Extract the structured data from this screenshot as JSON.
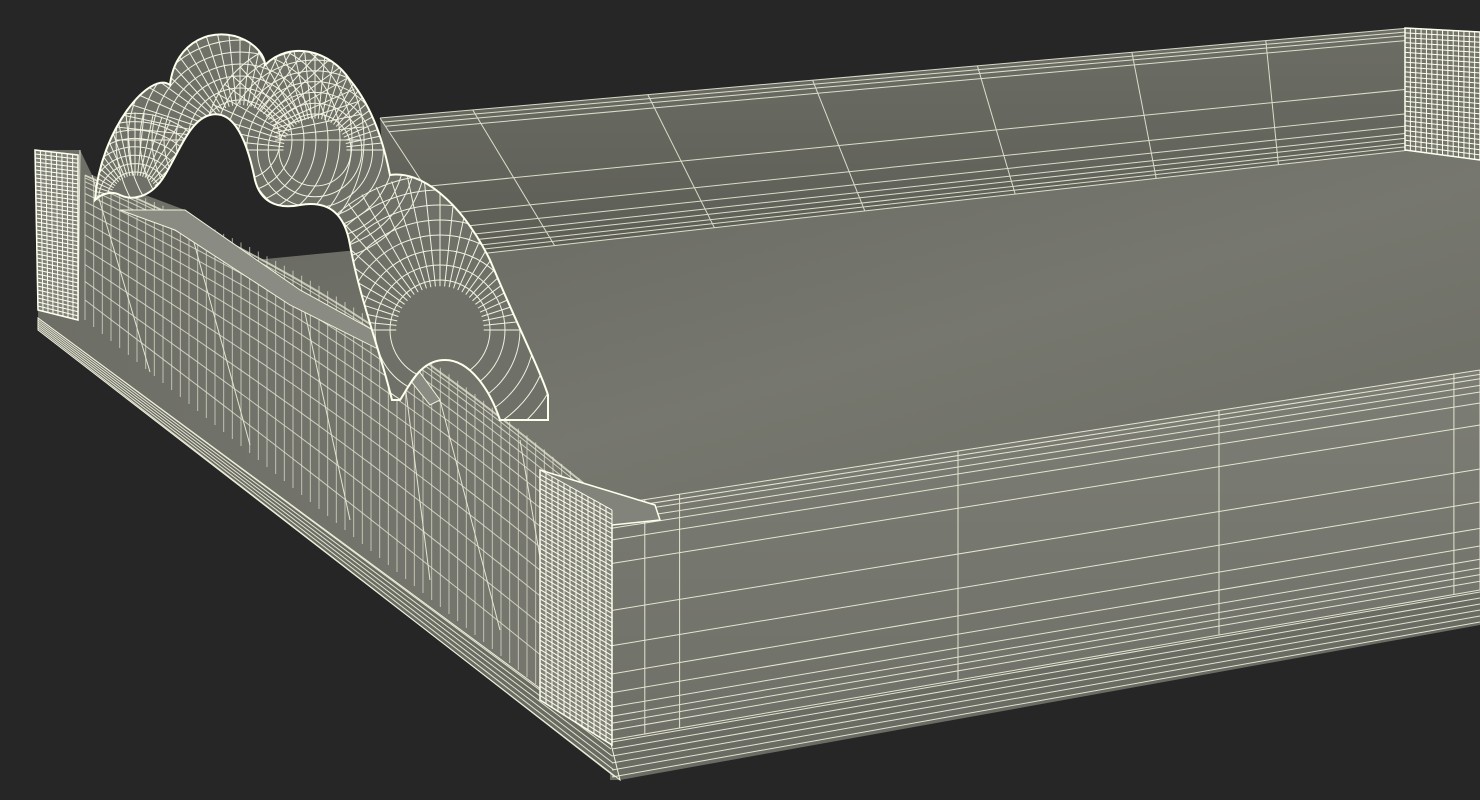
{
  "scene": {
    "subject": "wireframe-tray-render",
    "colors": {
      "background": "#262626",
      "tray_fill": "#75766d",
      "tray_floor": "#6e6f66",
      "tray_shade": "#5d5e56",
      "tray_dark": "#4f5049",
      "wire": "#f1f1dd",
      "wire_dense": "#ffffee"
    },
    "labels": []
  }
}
::::
* _Short problem_: Write the records above out again exactly, with no pictures in your copy.

* _Answer to this problem_:
Extract the structured data from this screenshot as JSON.
{
  "scene": {
    "subject": "wireframe-tray-render",
    "colors": {
      "background": "#262626",
      "tray_fill": "#75766d",
      "tray_floor": "#6e6f66",
      "tray_shade": "#5d5e56",
      "tray_dark": "#4f5049",
      "wire": "#f1f1dd",
      "wire_dense": "#ffffee"
    },
    "labels": []
  }
}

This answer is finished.